§ TASK GOAL:
In the entries that follow, how many lines hold the string "éviter"? Give only that number.

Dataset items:
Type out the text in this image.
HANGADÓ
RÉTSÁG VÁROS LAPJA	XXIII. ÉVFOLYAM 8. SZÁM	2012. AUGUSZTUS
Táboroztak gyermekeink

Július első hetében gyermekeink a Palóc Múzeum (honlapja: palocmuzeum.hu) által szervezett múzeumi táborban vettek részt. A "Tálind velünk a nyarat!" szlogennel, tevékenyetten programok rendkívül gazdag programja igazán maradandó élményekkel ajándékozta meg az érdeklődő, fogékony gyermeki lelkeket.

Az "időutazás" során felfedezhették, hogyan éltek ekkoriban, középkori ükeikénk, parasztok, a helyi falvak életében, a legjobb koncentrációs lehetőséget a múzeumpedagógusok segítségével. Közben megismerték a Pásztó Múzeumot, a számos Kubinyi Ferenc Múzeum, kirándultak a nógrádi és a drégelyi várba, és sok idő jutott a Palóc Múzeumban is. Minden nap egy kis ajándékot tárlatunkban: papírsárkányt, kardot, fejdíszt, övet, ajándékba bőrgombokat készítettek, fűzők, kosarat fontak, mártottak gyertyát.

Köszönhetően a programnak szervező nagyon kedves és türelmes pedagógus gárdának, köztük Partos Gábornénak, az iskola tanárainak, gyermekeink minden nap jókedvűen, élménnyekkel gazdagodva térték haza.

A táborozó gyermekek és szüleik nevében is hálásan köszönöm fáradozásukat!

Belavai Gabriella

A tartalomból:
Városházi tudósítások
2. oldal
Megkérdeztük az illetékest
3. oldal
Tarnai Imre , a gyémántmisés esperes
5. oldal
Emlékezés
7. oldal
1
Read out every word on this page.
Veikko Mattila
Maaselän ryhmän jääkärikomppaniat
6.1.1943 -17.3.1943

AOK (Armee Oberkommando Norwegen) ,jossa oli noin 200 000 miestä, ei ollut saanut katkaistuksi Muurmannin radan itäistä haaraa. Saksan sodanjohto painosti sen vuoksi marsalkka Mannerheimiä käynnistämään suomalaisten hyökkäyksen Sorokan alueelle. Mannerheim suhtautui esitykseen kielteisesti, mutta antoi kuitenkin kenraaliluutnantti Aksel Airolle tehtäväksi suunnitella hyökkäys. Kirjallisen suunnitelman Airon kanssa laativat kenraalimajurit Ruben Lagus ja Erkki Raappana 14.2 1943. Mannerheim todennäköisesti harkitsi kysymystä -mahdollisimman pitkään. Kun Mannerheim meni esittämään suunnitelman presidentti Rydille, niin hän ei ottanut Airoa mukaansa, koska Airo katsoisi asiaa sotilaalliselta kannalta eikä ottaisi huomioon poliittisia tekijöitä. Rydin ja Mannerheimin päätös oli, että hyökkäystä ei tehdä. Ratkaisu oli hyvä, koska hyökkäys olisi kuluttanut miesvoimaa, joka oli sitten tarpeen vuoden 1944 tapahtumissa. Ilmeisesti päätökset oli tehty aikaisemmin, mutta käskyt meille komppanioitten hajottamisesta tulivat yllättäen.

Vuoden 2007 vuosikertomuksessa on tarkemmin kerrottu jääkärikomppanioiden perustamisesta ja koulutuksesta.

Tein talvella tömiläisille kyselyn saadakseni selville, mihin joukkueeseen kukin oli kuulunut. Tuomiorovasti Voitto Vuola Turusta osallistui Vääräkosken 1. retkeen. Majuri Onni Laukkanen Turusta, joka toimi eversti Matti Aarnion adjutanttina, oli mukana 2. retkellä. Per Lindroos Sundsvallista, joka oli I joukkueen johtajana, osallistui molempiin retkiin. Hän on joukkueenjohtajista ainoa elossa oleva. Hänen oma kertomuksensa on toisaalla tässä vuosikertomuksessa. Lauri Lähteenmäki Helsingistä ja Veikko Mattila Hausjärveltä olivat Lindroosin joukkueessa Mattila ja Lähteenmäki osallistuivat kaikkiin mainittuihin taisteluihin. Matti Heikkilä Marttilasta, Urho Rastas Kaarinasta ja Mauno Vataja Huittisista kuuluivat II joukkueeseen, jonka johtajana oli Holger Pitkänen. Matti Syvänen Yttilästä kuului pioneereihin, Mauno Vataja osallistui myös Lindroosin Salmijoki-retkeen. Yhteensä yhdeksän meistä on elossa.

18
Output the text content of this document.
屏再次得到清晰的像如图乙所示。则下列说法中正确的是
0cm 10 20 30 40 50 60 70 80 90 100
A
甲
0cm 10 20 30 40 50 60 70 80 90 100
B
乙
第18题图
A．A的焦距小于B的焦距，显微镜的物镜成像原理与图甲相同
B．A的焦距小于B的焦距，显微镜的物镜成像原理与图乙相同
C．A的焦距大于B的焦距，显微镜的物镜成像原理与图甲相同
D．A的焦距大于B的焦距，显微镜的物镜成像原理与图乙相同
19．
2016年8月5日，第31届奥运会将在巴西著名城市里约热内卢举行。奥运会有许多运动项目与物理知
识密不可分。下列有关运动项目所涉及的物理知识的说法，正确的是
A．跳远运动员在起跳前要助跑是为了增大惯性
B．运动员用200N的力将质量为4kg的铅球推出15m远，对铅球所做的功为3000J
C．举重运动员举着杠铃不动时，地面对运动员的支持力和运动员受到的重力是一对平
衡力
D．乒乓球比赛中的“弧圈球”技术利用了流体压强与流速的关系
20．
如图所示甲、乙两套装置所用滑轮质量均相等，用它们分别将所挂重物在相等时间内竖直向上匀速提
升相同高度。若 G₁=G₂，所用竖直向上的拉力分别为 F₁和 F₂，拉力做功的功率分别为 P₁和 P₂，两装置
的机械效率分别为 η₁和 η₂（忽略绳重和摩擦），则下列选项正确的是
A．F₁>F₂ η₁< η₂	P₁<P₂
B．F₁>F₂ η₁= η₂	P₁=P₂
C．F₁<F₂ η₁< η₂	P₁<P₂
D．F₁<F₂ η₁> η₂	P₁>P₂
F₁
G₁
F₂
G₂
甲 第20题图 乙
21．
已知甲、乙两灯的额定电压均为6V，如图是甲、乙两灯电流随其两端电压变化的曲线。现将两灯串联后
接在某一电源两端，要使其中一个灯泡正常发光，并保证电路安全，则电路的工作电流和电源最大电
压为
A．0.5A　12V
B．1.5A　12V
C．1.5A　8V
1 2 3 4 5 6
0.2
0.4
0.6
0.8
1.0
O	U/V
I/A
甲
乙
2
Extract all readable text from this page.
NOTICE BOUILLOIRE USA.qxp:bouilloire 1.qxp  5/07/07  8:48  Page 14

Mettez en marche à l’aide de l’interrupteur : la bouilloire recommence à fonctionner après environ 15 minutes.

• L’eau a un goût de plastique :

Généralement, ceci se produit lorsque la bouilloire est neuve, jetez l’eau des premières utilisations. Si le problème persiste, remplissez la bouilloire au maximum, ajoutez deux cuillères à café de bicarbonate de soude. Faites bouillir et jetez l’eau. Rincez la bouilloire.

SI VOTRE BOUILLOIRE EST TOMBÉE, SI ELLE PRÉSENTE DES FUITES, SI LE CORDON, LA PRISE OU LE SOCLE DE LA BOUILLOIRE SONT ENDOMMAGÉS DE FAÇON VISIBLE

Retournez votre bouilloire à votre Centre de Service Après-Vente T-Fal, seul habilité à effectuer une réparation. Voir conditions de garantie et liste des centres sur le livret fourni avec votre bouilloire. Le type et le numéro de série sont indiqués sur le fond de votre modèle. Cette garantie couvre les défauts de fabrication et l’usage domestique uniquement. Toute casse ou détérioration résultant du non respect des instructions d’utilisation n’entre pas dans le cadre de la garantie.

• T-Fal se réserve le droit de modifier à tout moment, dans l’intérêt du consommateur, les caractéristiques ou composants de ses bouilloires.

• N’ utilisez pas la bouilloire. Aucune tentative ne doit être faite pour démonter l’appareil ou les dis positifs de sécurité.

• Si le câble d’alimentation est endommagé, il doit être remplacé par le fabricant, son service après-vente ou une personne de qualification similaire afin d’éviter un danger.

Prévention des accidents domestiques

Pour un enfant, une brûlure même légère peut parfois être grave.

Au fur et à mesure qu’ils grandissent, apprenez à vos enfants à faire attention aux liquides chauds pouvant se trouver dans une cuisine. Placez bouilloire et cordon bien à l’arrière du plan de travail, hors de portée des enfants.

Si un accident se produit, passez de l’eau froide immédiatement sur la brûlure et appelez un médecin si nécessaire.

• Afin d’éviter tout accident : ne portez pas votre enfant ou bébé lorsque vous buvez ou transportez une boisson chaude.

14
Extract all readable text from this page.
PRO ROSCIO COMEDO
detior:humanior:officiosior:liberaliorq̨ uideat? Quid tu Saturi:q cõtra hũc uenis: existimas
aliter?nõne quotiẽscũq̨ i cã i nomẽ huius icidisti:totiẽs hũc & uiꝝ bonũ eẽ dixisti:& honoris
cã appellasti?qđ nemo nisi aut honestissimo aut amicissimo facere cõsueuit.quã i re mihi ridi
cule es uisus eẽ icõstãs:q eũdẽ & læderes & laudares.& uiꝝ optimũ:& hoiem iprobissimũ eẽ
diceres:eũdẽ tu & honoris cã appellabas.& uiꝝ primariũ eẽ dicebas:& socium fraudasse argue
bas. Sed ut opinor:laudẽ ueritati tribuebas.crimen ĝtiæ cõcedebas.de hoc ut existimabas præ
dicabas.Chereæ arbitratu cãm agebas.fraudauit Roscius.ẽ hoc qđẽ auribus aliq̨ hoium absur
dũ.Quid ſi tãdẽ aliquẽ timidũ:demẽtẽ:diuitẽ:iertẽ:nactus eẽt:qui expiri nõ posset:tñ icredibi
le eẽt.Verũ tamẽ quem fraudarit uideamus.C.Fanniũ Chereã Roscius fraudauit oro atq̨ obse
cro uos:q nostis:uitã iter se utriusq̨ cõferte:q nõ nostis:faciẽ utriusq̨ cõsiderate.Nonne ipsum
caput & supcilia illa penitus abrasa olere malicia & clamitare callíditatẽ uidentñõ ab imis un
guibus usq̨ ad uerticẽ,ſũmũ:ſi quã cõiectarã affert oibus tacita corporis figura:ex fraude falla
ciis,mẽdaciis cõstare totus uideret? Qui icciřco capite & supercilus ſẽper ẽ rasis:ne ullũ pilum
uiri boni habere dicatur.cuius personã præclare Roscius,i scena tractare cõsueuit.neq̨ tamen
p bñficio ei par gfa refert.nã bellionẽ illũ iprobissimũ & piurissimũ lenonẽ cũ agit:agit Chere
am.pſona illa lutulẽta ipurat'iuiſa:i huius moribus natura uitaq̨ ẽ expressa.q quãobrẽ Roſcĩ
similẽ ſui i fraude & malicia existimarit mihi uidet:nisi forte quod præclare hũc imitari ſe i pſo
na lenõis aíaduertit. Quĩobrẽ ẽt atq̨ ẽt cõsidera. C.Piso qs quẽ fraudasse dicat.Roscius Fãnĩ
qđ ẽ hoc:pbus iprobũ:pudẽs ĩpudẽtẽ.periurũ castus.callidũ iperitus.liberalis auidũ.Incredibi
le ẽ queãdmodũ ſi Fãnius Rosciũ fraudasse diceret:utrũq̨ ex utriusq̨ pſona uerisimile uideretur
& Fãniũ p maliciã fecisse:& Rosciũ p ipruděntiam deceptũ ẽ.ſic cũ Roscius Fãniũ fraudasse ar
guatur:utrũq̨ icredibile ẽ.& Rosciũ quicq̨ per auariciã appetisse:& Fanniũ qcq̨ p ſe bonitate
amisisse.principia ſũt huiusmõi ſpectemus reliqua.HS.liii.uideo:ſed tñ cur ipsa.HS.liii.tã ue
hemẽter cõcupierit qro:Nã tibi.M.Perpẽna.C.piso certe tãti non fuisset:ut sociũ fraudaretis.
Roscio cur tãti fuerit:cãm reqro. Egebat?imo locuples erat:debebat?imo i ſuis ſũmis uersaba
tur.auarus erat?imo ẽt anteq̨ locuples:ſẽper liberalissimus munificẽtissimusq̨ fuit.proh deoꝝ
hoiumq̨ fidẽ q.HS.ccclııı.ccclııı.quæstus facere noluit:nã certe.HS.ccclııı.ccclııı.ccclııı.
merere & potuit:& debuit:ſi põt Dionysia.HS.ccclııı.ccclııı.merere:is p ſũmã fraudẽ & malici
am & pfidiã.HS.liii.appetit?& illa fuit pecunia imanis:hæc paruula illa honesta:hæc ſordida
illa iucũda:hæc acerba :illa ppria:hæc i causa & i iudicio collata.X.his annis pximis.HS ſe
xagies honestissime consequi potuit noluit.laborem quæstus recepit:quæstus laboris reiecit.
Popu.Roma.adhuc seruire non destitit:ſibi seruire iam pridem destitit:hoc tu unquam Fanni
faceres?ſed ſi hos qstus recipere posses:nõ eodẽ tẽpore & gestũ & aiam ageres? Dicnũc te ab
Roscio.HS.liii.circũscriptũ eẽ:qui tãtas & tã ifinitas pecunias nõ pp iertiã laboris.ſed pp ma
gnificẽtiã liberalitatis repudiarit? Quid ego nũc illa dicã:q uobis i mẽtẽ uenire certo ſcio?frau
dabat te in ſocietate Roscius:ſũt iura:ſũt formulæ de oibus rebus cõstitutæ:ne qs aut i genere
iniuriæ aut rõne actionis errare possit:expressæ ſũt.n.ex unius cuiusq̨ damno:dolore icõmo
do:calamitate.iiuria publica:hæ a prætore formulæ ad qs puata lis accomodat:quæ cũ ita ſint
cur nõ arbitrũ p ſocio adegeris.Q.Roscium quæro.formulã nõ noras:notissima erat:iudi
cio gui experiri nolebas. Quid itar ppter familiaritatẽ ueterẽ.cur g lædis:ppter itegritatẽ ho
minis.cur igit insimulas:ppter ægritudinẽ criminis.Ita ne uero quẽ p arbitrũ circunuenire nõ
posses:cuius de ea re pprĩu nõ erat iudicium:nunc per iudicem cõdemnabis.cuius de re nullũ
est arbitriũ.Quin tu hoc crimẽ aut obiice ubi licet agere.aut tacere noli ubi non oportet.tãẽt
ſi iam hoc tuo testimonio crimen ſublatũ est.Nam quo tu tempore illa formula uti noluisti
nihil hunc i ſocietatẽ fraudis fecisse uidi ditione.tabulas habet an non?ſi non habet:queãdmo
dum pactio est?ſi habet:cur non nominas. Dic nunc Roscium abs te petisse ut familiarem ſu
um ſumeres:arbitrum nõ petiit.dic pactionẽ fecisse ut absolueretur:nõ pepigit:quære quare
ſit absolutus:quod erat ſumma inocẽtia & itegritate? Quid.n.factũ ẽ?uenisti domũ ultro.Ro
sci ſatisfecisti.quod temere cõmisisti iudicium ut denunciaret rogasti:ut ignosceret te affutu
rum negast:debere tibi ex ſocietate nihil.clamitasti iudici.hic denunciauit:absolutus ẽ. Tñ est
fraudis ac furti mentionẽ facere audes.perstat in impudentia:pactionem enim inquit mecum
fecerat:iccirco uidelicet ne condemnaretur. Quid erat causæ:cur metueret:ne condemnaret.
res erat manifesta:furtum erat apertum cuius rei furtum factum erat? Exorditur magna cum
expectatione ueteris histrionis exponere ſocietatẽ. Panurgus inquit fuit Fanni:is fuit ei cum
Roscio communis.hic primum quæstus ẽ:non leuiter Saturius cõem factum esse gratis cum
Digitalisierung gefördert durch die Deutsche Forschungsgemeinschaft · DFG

§ RESULT FOR THIS TASK:
2